[Figure data in JSON]
==================================================
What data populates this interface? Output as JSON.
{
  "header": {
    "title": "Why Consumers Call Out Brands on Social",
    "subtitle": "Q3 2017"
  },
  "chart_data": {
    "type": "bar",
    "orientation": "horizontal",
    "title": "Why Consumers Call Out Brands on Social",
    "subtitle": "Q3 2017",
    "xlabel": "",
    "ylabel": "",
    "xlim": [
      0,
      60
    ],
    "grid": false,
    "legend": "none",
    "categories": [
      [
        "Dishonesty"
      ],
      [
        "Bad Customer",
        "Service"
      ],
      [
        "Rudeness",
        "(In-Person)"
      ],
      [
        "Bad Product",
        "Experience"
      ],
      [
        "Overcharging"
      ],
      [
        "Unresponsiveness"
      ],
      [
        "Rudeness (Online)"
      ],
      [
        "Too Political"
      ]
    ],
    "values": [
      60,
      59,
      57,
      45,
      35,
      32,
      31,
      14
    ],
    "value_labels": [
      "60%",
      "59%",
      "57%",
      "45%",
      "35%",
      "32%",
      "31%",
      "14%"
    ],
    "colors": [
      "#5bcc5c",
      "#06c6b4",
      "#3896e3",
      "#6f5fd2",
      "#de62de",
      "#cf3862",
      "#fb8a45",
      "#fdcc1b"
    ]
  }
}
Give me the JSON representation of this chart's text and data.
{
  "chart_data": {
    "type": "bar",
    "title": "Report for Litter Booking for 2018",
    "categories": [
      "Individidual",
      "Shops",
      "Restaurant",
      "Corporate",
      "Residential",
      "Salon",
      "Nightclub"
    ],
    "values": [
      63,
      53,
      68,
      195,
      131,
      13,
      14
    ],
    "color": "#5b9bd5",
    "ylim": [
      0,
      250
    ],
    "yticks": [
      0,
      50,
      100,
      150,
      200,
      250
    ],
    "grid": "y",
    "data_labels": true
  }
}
==================================================
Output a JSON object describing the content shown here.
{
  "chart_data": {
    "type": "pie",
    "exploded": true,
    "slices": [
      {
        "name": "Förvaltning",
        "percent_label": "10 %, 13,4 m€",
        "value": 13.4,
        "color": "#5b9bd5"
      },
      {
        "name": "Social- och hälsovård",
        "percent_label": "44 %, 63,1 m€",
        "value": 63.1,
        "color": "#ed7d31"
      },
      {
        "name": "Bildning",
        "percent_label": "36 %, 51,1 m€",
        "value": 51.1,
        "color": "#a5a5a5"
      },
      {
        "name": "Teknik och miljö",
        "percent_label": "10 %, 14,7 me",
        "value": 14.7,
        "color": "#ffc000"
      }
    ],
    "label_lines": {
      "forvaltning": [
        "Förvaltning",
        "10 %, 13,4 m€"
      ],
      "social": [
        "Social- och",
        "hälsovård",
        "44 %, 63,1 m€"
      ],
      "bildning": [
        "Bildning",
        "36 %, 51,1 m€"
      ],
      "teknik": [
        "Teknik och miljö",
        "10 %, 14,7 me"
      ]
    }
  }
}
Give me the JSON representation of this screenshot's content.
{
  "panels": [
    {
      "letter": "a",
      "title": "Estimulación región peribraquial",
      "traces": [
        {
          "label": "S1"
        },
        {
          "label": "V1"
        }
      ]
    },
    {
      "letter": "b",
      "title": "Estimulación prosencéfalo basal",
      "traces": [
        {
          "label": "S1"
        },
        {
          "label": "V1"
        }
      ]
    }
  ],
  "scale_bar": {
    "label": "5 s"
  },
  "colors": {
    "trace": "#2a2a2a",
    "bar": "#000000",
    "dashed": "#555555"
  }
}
==================================================
• _Stated task_: Find every line containing the word "representation", then give the total and nothing more.

• _Response to this task_: 2